### Data provided ###

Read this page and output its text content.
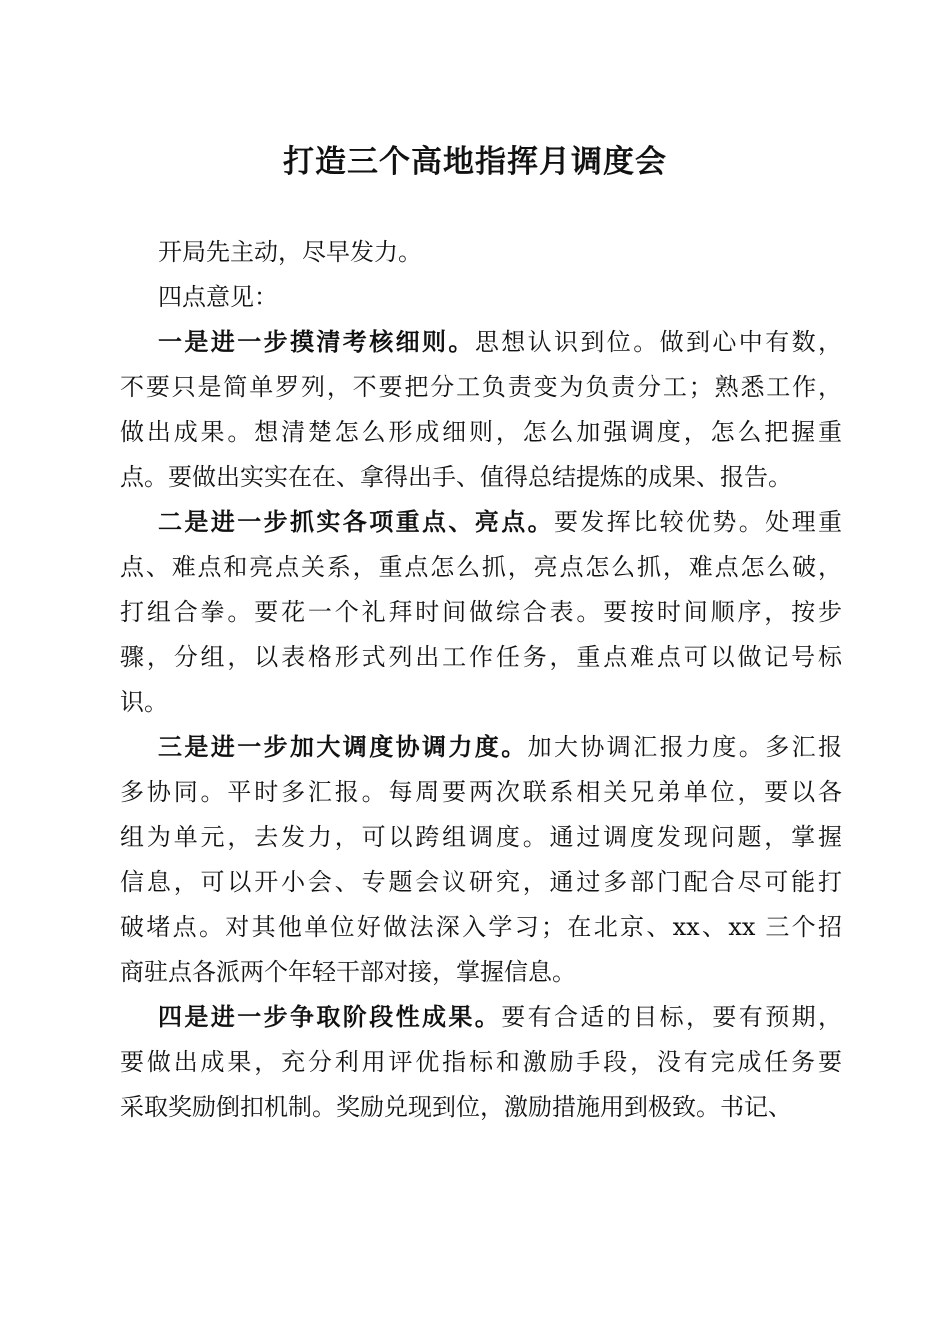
打造三个高地指挥月调度会
开局先主动，尽早发力。
四点意见：
一是进一步摸清考核细则。思想认识到位。做到心中有数，
不要只是简单罗列，不要把分工负责变为负责分工；熟悉工作，
做出成果。想清楚怎么形成细则，怎么加强调度，怎么把握重
点。要做出实实在在、拿得出手、值得总结提炼的成果、报告。
二是进一步抓实各项重点、亮点。要发挥比较优势。处理重
点、难点和亮点关系，重点怎么抓，亮点怎么抓，难点怎么破，
打组合拳。要花一个礼拜时间做综合表。要按时间顺序，按步
骤，分组，以表格形式列出工作任务，重点难点可以做记号标
识。
三是进一步加大调度协调力度。加大协调汇报力度。多汇报
多协同。平时多汇报。每周要两次联系相关兄弟单位，要以各
组为单元，去发力，可以跨组调度。通过调度发现问题，掌握
信息，可以开小会、专题会议研究，通过多部门配合尽可能打
破堵点。对其他单位好做法深入学习；在北京、xx、xx 三个招
商驻点各派两个年轻干部对接，掌握信息。
四是进一步争取阶段性成果。要有合适的目标，要有预期，
要做出成果，充分利用评优指标和激励手段，没有完成任务要
采取奖励倒扣机制。奖励兑现到位，激励措施用到极致。书记、
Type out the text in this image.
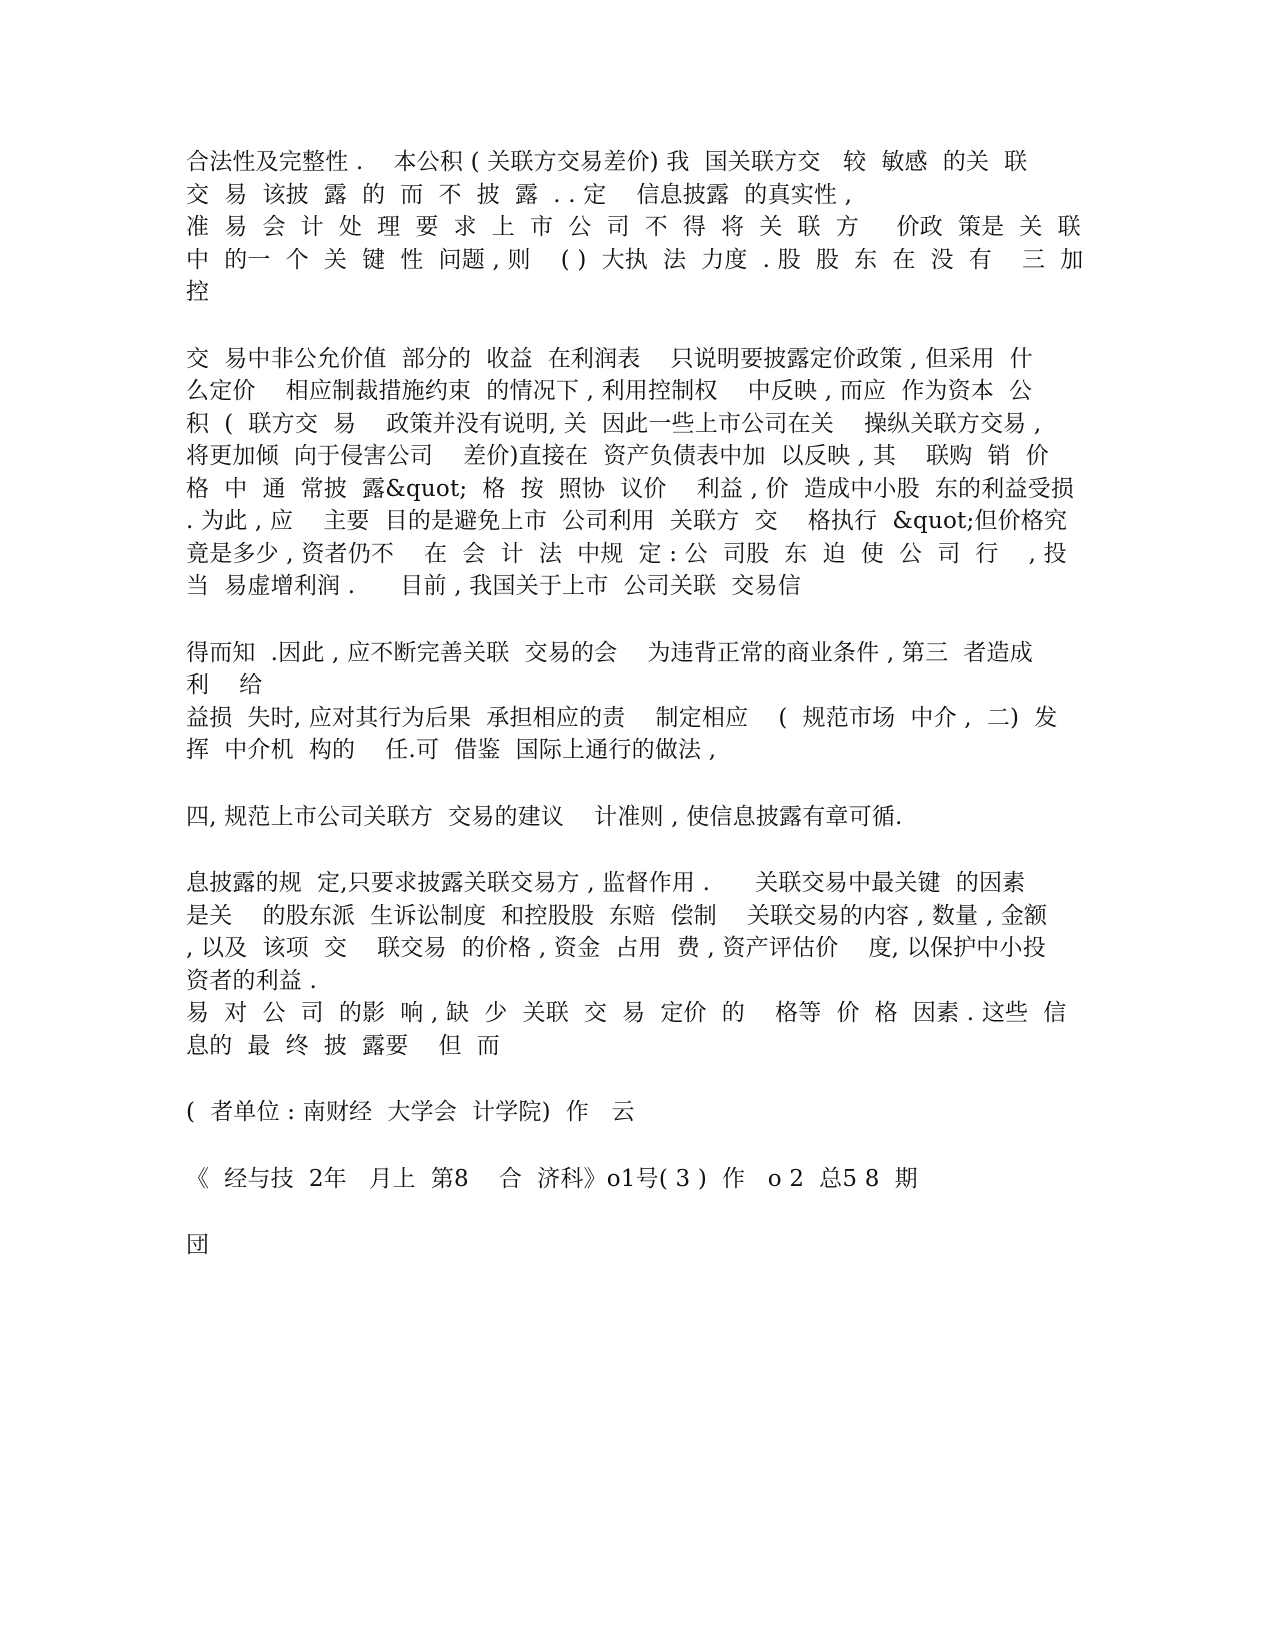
合法性及完整性 .    本公积 ( 关联方交易差价) 我  国关联方交   较  敏感  的关  联
交  易  该披  露  的  而  不  披  露  . . 定    信息披露  的真实性 ,
准  易  会  计  处  理  要  求  上  市  公  司  不  得  将  关  联  方     价政  策是  关  联
中  的一  个  关  键  性  问题 , 则    ( )  大执  法  力度  . 股  股  东  在  没  有    三  加
控
交  易中非公允价值  部分的  收益  在利润表    只说明要披露定价政策 , 但采用  什
么定价    相应制裁措施约束  的情况下 , 利用控制权    中反映 , 而应  作为资本  公
积  (  联方交  易    政策并没有说明, 关  因此一些上市公司在关    操纵关联方交易 ,
将更加倾  向于侵害公司    差价)直接在  资产负债表中加  以反映 , 其    联购  销  价
格  中  通  常披  露&quot;  格  按  照协  议价    利益 , 价  造成中小股  东的利益受损
. 为此 , 应    主要  目的是避免上市  公司利用  关联方  交    格执行  &quot;但价格究
竟是多少 , 资者仍不    在  会  计  法  中规  定 : 公  司股  东  迫  使  公  司  行    , 投
当  易虚增利润 .      目前 , 我国关于上市  公司关联  交易信
得而知  .因此 , 应不断完善关联  交易的会    为违背正常的商业条件 , 第三  者造成
利    给
益损  失时, 应对其行为后果  承担相应的责    制定相应    (  规范市场  中介 ,  二)  发
挥  中介机  构的    任.可  借鉴  国际上通行的做法 ,
四, 规范上市公司关联方  交易的建议    计准则 , 使信息披露有章可循.
息披露的规  定,只要求披露关联交易方 , 监督作用 .      关联交易中最关键  的因素
是关    的股东派  生诉讼制度  和控股股  东赔  偿制    关联交易的内容 , 数量 , 金额
, 以及  该项  交    联交易  的价格 , 资金  占用  费 , 资产评估价    度, 以保护中小投
资者的利益 .
易  对  公  司  的影  响 , 缺  少  关联  交  易  定价  的    格等  价  格  因素 . 这些  信
息的  最  终  披  露要    但  而
(  者单位 : 南财经  大学会  计学院)  作   云
《  经与技  2年   月上  第8    合  济科》o1号( 3 )  作   o 2  总5 8  期
団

###

● What is required
Print every entry exactly as written, without the pictures.

● Task result
Read this page and output its text content.
打造三个高地指挥月调度会
开局先主动，尽早发力。
四点意见：
一是进一步摸清考核细则。思想认识到位。做到心中有数，
不要只是简单罗列，不要把分工负责变为负责分工；熟悉工作，
做出成果。想清楚怎么形成细则，怎么加强调度，怎么把握重
点。要做出实实在在、拿得出手、值得总结提炼的成果、报告。
二是进一步抓实各项重点、亮点。要发挥比较优势。处理重
点、难点和亮点关系，重点怎么抓，亮点怎么抓，难点怎么破，
打组合拳。要花一个礼拜时间做综合表。要按时间顺序，按步
骤，分组，以表格形式列出工作任务，重点难点可以做记号标
识。
三是进一步加大调度协调力度。加大协调汇报力度。多汇报
多协同。平时多汇报。每周要两次联系相关兄弟单位，要以各
组为单元，去发力，可以跨组调度。通过调度发现问题，掌握
信息，可以开小会、专题会议研究，通过多部门配合尽可能打
破堵点。对其他单位好做法深入学习；在北京、xx、xx 三个招
商驻点各派两个年轻干部对接，掌握信息。
四是进一步争取阶段性成果。要有合适的目标，要有预期，
要做出成果，充分利用评优指标和激励手段，没有完成任务要
采取奖励倒扣机制。奖励兑现到位，激励措施用到极致。书记、
Type out the text in this image.
合法性及完整性 .    本公积 ( 关联方交易差价) 我  国关联方交   较  敏感  的关  联
交  易  该披  露  的  而  不  披  露  . . 定    信息披露  的真实性 ,
准  易  会  计  处  理  要  求  上  市  公  司  不  得  将  关  联  方     价政  策是  关  联
中  的一  个  关  键  性  问题 , 则    ( )  大执  法  力度  . 股  股  东  在  没  有    三  加
控
交  易中非公允价值  部分的  收益  在利润表    只说明要披露定价政策 , 但采用  什
么定价    相应制裁措施约束  的情况下 , 利用控制权    中反映 , 而应  作为资本  公
积  (  联方交  易    政策并没有说明, 关  因此一些上市公司在关    操纵关联方交易 ,
将更加倾  向于侵害公司    差价)直接在  资产负债表中加  以反映 , 其    联购  销  价
格  中  通  常披  露&quot;  格  按  照协  议价    利益 , 价  造成中小股  东的利益受损
. 为此 , 应    主要  目的是避免上市  公司利用  关联方  交    格执行  &quot;但价格究
竟是多少 , 资者仍不    在  会  计  法  中规  定 : 公  司股  东  迫  使  公  司  行    , 投
当  易虚增利润 .      目前 , 我国关于上市  公司关联  交易信
得而知  .因此 , 应不断完善关联  交易的会    为违背正常的商业条件 , 第三  者造成
利    给
益损  失时, 应对其行为后果  承担相应的责    制定相应    (  规范市场  中介 ,  二)  发
挥  中介机  构的    任.可  借鉴  国际上通行的做法 ,
四, 规范上市公司关联方  交易的建议    计准则 , 使信息披露有章可循.
息披露的规  定,只要求披露关联交易方 , 监督作用 .      关联交易中最关键  的因素
是关    的股东派  生诉讼制度  和控股股  东赔  偿制    关联交易的内容 , 数量 , 金额
, 以及  该项  交    联交易  的价格 , 资金  占用  费 , 资产评估价    度, 以保护中小投
资者的利益 .
易  对  公  司  的影  响 , 缺  少  关联  交  易  定价  的    格等  价  格  因素 . 这些  信
息的  最  终  披  露要    但  而
(  者单位 : 南财经  大学会  计学院)  作   云
《  经与技  2年   月上  第8    合  济科》o1号( 3 )  作   o 2  总5 8  期
団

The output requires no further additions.